| Trecho fornecido |
>>>
Magritte na filosofia

A obra “Manifesto Contrassexual”, de Beatriz Preciado, é uma proposta baseada no argumento que as questões da sexualidade, gênero, em como suas derivações [identidade, preferencia
e opção sexual] são linguagens que fazem parte de um discurso biopolítico.

A autora teve como base as obras de Deleuze/Guattari, Foulcault e Derrida. Eu me sinto ambientado nesse tema, sendo comunicólogo e tendo estudado a teoria semiótica. Felizmente eu tive contato com Roland Barthes, bem como eu tive a felicidade de ler Guattari/Deleuze e Foulcault, apenas me faltando Derrida, o que será minha próxima aquisição.

A linguagem é um produto cultural, típico do ser humano, através do qual nós passamos [transmitimos/comunicamos] nossas concepções a respeito do mundo. Cada tipo de saber humano é expresso dentro de uma linguagem, dentro de normas [ortografia/gramática] e dentro de um discurso normativo.

Eu vou iniciar esta resenha pelo título da obra, para então introduzir alguns conceitos básicos da autora. Quando falamos em “manifesto contrassexual”, o leitor não deve entender que a autora é contra a sexualidade, aqui o puritanismo e o conservadorismo são miragens que devem ser desconstruídas. A proposição da autora é expressar-se contra os conceitos pré-concebidos, que são estruturados na falsa noção a respeito de gênero/sexualidade, que são parte da biopolítica.
<<<
| Objetivo da tarefa |
Retome a resenha sobre o “Manifesto Contrassexual” e siga escrevendo a partir da última frase do trecho acima.

| Dados para análise |
>>>
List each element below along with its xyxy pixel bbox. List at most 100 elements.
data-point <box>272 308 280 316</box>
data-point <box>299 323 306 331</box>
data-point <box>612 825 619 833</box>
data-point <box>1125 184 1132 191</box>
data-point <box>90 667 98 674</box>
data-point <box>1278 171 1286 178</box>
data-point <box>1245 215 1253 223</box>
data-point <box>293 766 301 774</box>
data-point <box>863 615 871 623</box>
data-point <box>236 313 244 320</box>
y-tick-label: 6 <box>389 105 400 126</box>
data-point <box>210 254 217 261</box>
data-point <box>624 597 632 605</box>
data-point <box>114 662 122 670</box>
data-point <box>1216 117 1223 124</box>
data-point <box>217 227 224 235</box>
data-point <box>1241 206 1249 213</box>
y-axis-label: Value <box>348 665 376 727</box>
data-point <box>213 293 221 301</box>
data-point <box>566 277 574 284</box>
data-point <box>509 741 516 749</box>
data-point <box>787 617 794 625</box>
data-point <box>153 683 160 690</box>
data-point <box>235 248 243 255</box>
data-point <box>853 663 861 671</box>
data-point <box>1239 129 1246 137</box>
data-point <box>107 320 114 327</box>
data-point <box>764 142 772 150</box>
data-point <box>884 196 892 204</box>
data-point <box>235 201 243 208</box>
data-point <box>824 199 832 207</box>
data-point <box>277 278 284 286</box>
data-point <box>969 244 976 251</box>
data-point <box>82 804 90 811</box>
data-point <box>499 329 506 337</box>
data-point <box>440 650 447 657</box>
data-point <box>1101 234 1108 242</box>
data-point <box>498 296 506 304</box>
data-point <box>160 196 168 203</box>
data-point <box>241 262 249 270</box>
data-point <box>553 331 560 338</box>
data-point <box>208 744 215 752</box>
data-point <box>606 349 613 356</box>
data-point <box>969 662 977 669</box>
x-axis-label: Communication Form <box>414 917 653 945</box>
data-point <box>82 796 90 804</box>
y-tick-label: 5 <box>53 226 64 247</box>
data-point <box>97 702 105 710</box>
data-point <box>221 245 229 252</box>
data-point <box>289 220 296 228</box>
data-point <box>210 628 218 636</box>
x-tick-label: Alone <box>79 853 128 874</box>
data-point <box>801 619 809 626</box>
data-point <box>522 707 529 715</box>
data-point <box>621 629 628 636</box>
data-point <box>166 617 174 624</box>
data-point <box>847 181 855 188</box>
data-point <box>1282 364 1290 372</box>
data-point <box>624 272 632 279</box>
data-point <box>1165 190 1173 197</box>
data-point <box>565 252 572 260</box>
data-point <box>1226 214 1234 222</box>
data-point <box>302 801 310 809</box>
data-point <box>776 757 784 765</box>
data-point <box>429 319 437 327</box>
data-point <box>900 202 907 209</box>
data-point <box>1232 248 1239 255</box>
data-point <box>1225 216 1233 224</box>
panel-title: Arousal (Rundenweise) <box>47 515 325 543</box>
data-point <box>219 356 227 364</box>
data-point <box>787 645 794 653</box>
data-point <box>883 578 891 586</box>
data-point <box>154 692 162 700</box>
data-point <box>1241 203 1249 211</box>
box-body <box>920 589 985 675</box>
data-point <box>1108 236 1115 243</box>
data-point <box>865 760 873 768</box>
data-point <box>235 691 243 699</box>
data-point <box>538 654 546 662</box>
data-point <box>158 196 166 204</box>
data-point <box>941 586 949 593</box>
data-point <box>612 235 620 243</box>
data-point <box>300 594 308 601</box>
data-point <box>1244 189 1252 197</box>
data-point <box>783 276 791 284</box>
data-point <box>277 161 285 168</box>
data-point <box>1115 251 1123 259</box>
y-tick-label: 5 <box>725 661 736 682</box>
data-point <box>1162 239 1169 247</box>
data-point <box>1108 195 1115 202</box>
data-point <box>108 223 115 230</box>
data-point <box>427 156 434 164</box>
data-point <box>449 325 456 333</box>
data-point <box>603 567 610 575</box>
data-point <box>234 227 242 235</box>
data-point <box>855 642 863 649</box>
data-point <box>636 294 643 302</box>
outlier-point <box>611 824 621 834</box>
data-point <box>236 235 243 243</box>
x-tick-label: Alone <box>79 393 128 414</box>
<<<
| Resposta abaixo |
Através da desconstrução a autora discute e questiona a conexão entre o significado e o significante, apontando o quanto essa conexão é artificial, ilusória, arbitrária. Aqui não cabem teorias da biologia e da genética, pois estes conhecimentos estão dentro do discurso normativo e não expressariam outra coisa senão aquilo que é determinado pela biopolítica.

Felizmente eu tive contato com obras que apontam que nosso DNA define a forma de nossos órgãos sexuais, mas não a nossa sexualidade, nem o nosso gênero. Através de exemplos e de casuísmos, a autora demonstra que os conceitos pré-concebidos não são normais, naturais, científicos, mas são construções socioculturais, são obra de uma pré-operação da biopolítica [quando não pós-operação], ao atribuir dentro dos padrões normativos um dentre apenas dois gêneros.

Aqui eu introduzo um conceito da autora: o papel que um determinado gênero exerce dentro da estrutura normativa é uma performance, assimilado pela pressão social e pela educação.

Existe uma interessante contradição nessa biopolítica, afinal o senso comum diz que o sexo é algo íntimo, privado, mas nós vemos continuamente o Estado, a Sociedade e a Igreja interferir e impor um padrão normativo, mostrando que o sexo é público.

A autora foca sua obra na Era Moderna, na Era Industrial e no Capitalismo. O Capitalismo, sendo um sistema econômico baseado no consumo massivo de bens e produtos, procurou matérias primas mais acessíveis e mais baratas pela tecnologia e ciência. Em nome da produção, da economia e da massificação, apareceram diversos simulacros imitando outra coisa, em uma constante ressignificação e reificação da realidade, cada vez mais plasmática, moldável, falseável.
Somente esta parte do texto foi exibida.